*TASK*: Below is a listing. Gather each line of it that contains "name".

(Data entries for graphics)
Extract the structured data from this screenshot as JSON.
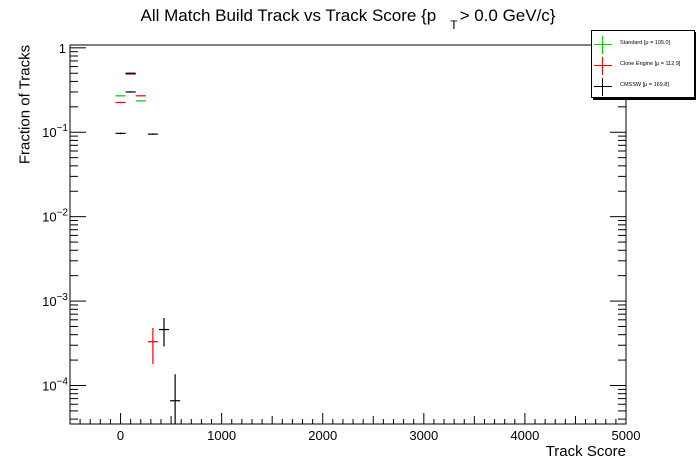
{
  "chart_data": {
    "type": "scatter",
    "title_main": "All Match Build Track vs Track Score {p",
    "title_sub": "T",
    "title_tail": "> 0.0 GeV/c}",
    "xlabel": "Track Score",
    "ylabel": "Fraction of Tracks",
    "xlim": [
      -500,
      5000
    ],
    "ylim": [
      3.5e-05,
      1.08
    ],
    "y_scale": "log",
    "x_ticks": [
      0,
      1000,
      2000,
      3000,
      4000,
      5000
    ],
    "x_tick_labels": [
      "0",
      "1000",
      "2000",
      "3000",
      "4000",
      "5000"
    ],
    "y_ticks": [
      1,
      0.1,
      0.01,
      0.001,
      0.0001
    ],
    "y_tick_labels": [
      {
        "base": "1",
        "exp": ""
      },
      {
        "base": "10",
        "exp": "−1"
      },
      {
        "base": "10",
        "exp": "−2"
      },
      {
        "base": "10",
        "exp": "−3"
      },
      {
        "base": "10",
        "exp": "−4"
      }
    ],
    "grid": false,
    "legend_position": "top-right",
    "series": [
      {
        "name": "Standard",
        "stat": "[μ = 105.0]",
        "color": "#00cc00",
        "points": [
          {
            "x": 0,
            "xerr": 50,
            "y": 0.27,
            "yerr": 0.004
          },
          {
            "x": 100,
            "xerr": 50,
            "y": 0.49,
            "yerr": 0.006
          },
          {
            "x": 200,
            "xerr": 50,
            "y": 0.235,
            "yerr": 0.004
          }
        ]
      },
      {
        "name": "Clone Engine",
        "stat": "[μ = 112.9]",
        "color": "#ee0000",
        "points": [
          {
            "x": 0,
            "xerr": 50,
            "y": 0.225,
            "yerr": 0.004
          },
          {
            "x": 100,
            "xerr": 50,
            "y": 0.49,
            "yerr": 0.006
          },
          {
            "x": 200,
            "xerr": 50,
            "y": 0.27,
            "yerr": 0.004
          },
          {
            "x": 320,
            "xerr": 50,
            "y": 0.00033,
            "yerr": 0.00015
          }
        ]
      },
      {
        "name": "CMSSW",
        "stat": "[μ = 169.8]",
        "color": "#000000",
        "points": [
          {
            "x": 0,
            "xerr": 50,
            "y": 0.097,
            "yerr": 0.002
          },
          {
            "x": 100,
            "xerr": 50,
            "y": 0.5,
            "yerr": 0.006
          },
          {
            "x": 100,
            "xerr": 50,
            "y": 0.3,
            "yerr": 0.005
          },
          {
            "x": 320,
            "xerr": 50,
            "y": 0.095,
            "yerr": 0.002
          },
          {
            "x": 430,
            "xerr": 50,
            "y": 0.00046,
            "yerr": 0.00017
          },
          {
            "x": 540,
            "xerr": 50,
            "y": 6.6e-05,
            "yerr": 7e-05
          }
        ]
      }
    ]
  }
}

*EXERCISE RESPONSE*:
        "name": "Standard",
        "name": "Clone Engine",
        "name": "CMSSW",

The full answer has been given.